▶ [Written instruction]:
Give back the full listing, character for character, with no pictures.

Extracts from a graphics dataset
>> begin

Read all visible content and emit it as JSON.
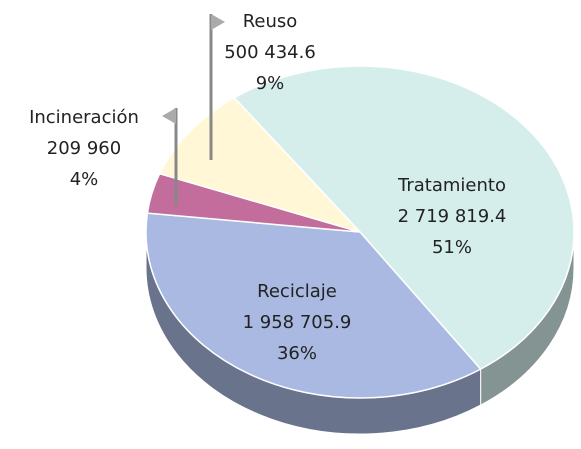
{
  "chart_data": {
    "type": "pie",
    "categories": [
      "Tratamiento",
      "Reciclaje",
      "Incineración",
      "Reuso"
    ],
    "values": [
      2719819.4,
      1958705.9,
      209960,
      500434.6
    ],
    "value_labels": [
      "2 719 819.4",
      "1 958 705.9",
      "209 960",
      "500 434.6"
    ],
    "percent_labels": [
      "51%",
      "36%",
      "4%",
      "9%"
    ],
    "colors": [
      "#d5eeec",
      "#a9b9e2",
      "#c26d9c",
      "#fff7d6"
    ]
  }
}
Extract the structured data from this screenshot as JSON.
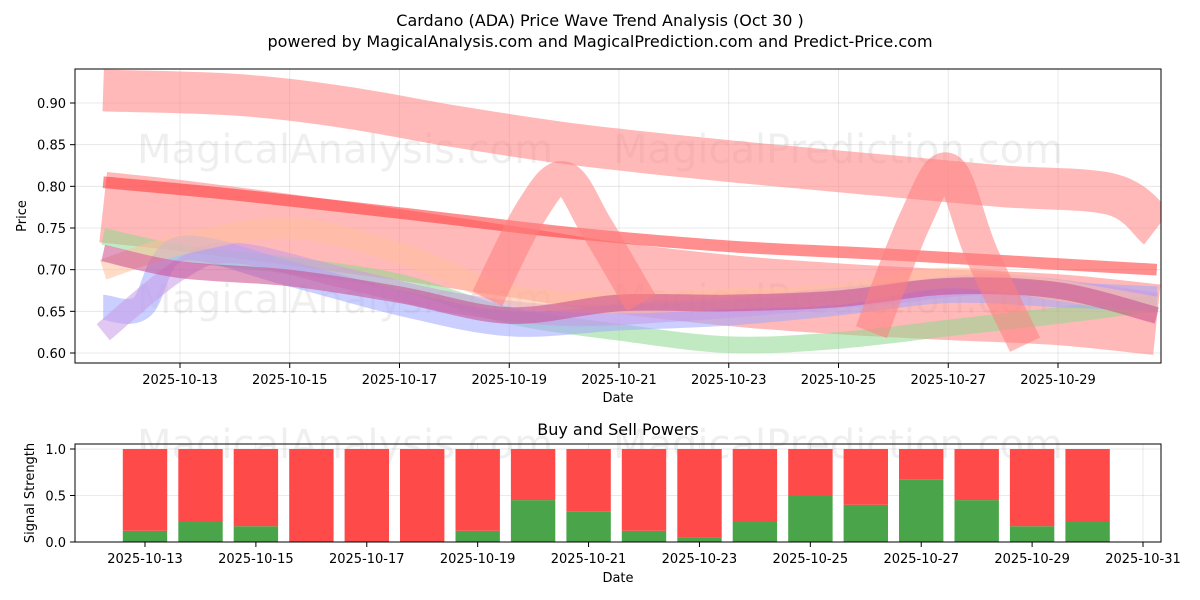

>> end

▶ [Finished exercise]:
Read all visible content and emit it as JSON.
{
  "chart_data": {
    "type": "pie",
    "categories": [
      "Tratamiento",
      "Reciclaje",
      "Incineración",
      "Reuso"
    ],
    "values": [
      2719819.4,
      1958705.9,
      209960,
      500434.6
    ],
    "value_labels": [
      "2 719 819.4",
      "1 958 705.9",
      "209 960",
      "500 434.6"
    ],
    "percent_labels": [
      "51%",
      "36%",
      "4%",
      "9%"
    ],
    "colors": [
      "#d5eeec",
      "#a9b9e2",
      "#c26d9c",
      "#fff7d6"
    ]
  }
}
Extract the structured data from this screenshot as JSON.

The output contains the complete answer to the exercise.